*Given information*

--- Begin ---

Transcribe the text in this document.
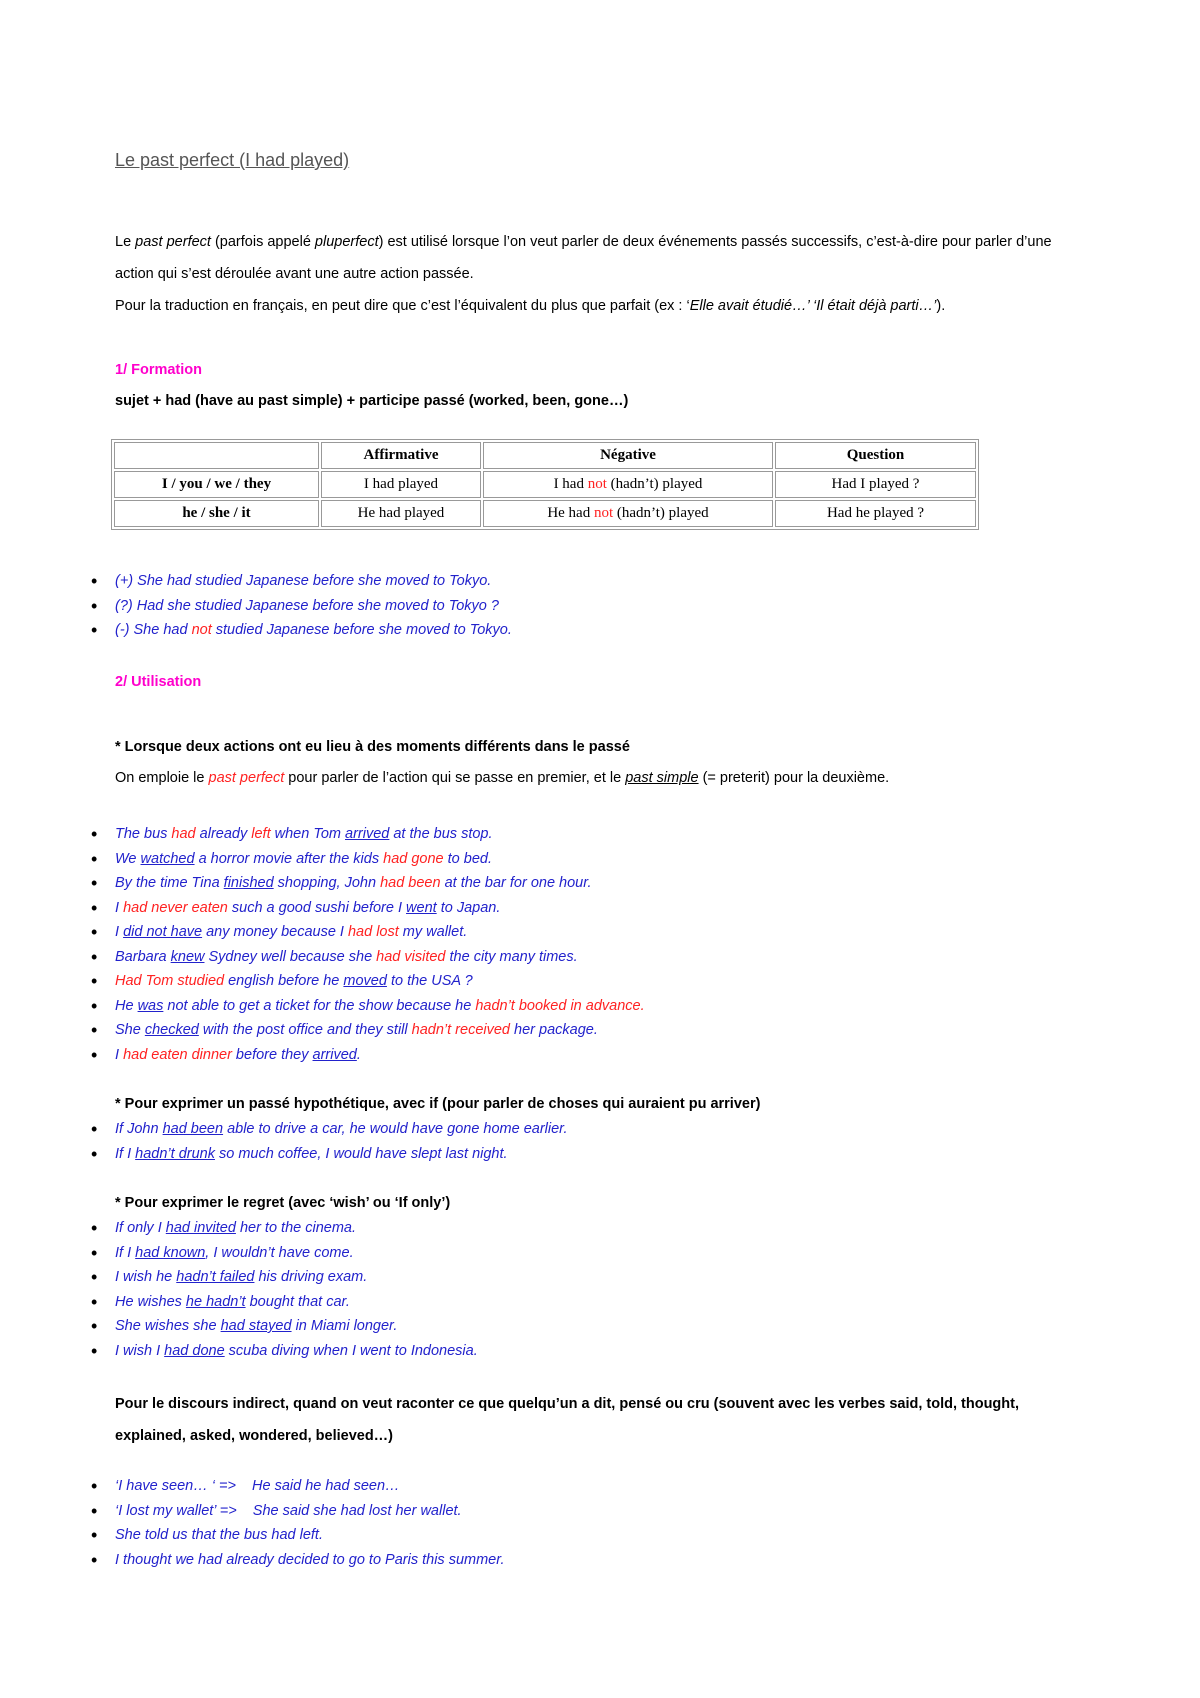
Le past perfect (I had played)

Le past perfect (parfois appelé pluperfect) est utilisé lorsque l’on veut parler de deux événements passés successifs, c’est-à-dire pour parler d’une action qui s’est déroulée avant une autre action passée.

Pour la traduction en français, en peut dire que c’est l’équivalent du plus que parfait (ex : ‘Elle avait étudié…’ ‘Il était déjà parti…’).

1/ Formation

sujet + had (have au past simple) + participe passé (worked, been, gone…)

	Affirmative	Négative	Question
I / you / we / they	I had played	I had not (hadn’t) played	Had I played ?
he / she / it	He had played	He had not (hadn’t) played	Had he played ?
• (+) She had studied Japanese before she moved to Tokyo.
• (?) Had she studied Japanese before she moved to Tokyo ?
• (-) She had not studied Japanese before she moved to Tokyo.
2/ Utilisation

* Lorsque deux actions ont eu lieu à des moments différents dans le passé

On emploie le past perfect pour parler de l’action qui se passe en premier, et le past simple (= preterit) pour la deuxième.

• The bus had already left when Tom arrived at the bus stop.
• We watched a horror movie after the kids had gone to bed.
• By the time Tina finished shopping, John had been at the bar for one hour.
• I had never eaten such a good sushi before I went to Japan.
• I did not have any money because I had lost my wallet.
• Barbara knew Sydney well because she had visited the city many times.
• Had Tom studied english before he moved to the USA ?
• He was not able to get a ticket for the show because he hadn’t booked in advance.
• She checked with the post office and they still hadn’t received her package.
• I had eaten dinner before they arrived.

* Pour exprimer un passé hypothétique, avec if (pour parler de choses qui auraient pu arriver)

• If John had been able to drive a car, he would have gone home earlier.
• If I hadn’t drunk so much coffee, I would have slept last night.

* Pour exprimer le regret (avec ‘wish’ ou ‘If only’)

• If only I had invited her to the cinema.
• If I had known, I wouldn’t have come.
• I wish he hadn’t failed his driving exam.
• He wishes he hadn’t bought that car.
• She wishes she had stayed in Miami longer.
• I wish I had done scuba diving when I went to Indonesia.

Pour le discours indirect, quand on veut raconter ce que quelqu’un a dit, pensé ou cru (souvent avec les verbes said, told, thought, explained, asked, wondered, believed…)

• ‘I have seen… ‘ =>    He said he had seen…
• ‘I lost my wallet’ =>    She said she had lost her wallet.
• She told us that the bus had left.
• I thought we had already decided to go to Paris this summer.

--- End ---
--- Begin ---

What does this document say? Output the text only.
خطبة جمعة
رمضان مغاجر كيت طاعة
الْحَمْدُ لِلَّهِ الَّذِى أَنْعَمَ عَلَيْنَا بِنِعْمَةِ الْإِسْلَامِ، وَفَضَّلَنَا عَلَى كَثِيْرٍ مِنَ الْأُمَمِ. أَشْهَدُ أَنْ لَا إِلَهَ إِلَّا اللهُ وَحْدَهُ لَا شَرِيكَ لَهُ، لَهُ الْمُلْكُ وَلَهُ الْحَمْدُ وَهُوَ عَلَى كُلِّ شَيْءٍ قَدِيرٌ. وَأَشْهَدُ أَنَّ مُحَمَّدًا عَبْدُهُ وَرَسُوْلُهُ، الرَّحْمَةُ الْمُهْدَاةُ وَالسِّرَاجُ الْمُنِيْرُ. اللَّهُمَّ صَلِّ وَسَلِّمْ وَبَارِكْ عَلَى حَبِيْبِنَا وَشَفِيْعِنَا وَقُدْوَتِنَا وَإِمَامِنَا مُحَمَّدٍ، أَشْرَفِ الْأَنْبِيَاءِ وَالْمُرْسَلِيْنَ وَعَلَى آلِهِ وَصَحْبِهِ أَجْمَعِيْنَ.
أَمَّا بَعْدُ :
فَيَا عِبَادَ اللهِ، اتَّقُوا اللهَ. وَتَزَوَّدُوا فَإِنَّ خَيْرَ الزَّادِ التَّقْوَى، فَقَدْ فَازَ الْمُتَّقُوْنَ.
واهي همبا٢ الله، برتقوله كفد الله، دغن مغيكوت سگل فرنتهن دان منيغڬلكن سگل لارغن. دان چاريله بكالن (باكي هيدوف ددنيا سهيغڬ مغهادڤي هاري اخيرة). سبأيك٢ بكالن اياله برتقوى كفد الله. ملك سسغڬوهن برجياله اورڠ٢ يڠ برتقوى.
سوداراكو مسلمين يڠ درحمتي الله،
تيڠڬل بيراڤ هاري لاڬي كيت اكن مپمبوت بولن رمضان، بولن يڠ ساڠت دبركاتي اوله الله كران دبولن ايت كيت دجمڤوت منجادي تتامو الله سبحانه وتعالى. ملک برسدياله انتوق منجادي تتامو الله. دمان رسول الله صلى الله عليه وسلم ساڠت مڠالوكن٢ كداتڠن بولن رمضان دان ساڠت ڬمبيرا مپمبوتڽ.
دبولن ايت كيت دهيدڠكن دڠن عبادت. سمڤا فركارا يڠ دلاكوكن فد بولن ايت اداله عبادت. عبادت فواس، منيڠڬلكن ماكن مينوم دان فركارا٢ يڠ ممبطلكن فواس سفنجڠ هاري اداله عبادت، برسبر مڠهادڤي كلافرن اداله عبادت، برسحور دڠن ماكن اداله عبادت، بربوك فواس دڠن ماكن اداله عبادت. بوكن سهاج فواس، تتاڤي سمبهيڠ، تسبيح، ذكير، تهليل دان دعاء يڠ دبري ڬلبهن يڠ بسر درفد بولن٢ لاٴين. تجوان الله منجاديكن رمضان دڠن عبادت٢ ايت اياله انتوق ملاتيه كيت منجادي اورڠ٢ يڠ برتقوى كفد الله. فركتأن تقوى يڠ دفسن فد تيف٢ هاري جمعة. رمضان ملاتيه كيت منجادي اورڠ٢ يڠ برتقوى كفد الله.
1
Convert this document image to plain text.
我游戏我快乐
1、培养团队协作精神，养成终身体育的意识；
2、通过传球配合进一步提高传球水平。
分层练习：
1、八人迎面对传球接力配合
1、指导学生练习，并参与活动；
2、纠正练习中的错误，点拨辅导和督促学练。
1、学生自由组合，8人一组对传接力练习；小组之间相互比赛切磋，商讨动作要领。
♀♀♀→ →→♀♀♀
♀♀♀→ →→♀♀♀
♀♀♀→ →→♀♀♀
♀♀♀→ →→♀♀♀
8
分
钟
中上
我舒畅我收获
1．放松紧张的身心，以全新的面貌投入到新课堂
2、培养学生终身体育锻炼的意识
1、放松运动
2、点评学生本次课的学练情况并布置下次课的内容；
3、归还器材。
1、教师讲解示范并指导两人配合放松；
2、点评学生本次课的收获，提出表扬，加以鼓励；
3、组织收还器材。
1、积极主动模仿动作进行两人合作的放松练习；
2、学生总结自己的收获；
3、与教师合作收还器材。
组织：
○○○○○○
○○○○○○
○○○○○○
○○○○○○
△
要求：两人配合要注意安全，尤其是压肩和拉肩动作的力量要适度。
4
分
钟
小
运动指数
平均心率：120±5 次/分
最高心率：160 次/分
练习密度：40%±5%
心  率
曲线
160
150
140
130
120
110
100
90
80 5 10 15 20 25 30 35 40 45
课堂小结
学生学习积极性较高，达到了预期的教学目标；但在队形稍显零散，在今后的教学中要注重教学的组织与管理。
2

--- End ---

*Instructions to follow*
Look through the entries above and report each line where the string "only" occurs.

*Exercise output*
* Pour exprimer le regret (avec ‘wish’ ou ‘If only’)
• If only I had invited her to the cinema.
What does this document say? Output the text only.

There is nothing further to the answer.